Supplied passage:
For the last six years, Amazon billionaire Jeff Bezos’ spaceflight outfit Blue Origin has been developing a powerful new engine for deep space travel. For the first time, Blue Origin has conducted a successful test fire of that engine, the BE-4.
The BE-4 is a successor to the BE-3 which powers Blue Origin’s New Shepard suborbital rocket. A handful of successful launch and landing tests of what will become the company’s space tourism vehicle have already been conducted. The first crewed flights of the New Shepard are expected to begin in early 2019.
First hotfire of our BE-4 engine is a success #GradatimFerociter pic.twitter.com/xuotdzfDjF
— Blue Origin (@blueorigin) October 19, 2017
The BE-4 engine will power the heavy-lift New Glenn reusable rocket. Blue Origin will begin manufacturing the deep space launch vehicle at a new factory the company built at Cape Canaveral just outside the gates of Kennedy Space Center.
Seven BE-4 engines will lift the New Glenn rocket creating almost 4 million pounds of thrust. This will allow the rocket to carry up to 100,000 pounds to low-Earth orbit where the International Space Station is positioned.
Blue Origin wants to launch the New Glenn rocket by 2020.
Earlier this year, Blue Origin suffered a setback in their BE-4 development when they lost a component during testing. “We lost a set of powerpack test hardware on one of our BE-4 test stands yesterday. Not unusual during development,” Blue Origin tweeted on May 14th. “That’s why we always set up our development programs to be hardware rich. Back into testing soon.”
The company signed the tweet with the hashtag #GradatimFerociter.
“Driven by our company motto, Gradatim Ferociter or “step by step, ferociously,” our incremental development process builds upon each success as we develop ground-breaking spaceflight systems,” says Blue Origin on its website. “But we don’t just build rockets—we build a culture around methodical innovation and exploration.”
The BE-4 engine may end up powering the rocket built and operated by Boeing–Lockheed spaceflight joint-venture United Launch Alliance. ULA is considering using the engine in its upcoming heavy-lift Vulcan rocket. For years, United Launch Alliance has been reliant on the Russian-made RD-180 engine to power its rockets.
As Starletters reported this week, The Vulcan rocket will carry Bigelow Aerospace’s B330 inflatable human habitat to lunar orbit.

How to complete this task:
In the BE-4 engine piece, why does Blue Origin say it always sets up its development programs to be hardware rich? Answer in one to three sentences.

Extracted entries:
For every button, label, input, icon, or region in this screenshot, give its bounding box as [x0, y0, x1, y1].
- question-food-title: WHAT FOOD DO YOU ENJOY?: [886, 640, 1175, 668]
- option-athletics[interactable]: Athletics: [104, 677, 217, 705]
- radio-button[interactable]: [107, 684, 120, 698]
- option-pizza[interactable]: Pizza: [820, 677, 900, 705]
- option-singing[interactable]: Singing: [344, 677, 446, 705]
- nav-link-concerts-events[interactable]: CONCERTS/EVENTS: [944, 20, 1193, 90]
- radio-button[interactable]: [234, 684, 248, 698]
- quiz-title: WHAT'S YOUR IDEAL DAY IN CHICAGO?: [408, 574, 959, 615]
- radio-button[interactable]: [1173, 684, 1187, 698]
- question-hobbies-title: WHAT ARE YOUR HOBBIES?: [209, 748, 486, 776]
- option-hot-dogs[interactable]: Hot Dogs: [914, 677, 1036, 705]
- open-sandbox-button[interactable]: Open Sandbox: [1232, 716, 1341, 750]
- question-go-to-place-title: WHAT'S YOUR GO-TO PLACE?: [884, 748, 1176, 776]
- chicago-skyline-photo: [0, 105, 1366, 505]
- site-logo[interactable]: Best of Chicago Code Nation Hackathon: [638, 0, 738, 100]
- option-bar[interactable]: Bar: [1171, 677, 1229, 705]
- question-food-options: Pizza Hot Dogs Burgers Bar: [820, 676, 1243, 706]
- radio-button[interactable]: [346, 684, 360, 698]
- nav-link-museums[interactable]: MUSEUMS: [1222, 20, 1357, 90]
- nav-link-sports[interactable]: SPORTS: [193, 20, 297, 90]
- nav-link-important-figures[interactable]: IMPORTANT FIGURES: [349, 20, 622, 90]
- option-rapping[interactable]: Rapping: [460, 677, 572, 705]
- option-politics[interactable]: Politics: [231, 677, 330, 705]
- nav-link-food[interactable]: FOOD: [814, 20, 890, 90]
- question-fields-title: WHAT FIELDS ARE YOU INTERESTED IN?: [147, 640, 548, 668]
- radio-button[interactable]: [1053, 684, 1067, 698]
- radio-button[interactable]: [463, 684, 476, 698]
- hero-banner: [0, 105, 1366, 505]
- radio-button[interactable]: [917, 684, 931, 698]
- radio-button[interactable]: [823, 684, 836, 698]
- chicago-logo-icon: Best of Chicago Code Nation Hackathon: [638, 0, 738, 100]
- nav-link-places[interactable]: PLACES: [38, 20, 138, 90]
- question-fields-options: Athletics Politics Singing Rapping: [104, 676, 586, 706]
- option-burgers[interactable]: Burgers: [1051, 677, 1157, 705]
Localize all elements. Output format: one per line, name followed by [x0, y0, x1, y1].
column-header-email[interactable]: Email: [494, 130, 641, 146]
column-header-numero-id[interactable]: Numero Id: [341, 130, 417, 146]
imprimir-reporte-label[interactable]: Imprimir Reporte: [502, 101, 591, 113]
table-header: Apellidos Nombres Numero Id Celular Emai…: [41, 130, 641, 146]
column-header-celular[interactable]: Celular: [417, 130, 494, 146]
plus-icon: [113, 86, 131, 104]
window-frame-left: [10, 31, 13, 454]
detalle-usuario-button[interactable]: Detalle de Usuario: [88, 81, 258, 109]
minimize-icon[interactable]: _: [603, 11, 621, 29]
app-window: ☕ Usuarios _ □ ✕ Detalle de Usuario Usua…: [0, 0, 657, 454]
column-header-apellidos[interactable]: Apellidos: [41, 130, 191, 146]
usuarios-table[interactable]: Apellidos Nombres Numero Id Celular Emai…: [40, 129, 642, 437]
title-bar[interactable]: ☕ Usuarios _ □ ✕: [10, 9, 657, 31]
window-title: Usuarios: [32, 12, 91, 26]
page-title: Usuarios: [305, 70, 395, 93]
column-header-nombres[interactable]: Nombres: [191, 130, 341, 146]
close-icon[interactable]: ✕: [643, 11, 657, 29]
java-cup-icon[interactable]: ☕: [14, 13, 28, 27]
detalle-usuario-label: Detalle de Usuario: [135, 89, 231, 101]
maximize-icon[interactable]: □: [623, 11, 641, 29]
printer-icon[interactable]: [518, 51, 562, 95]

Reply:
Blue Origin says losing test hardware is not unusual during development. It gave this reason after it lost a set of powerpack test hardware on one of its BE-4 test stands.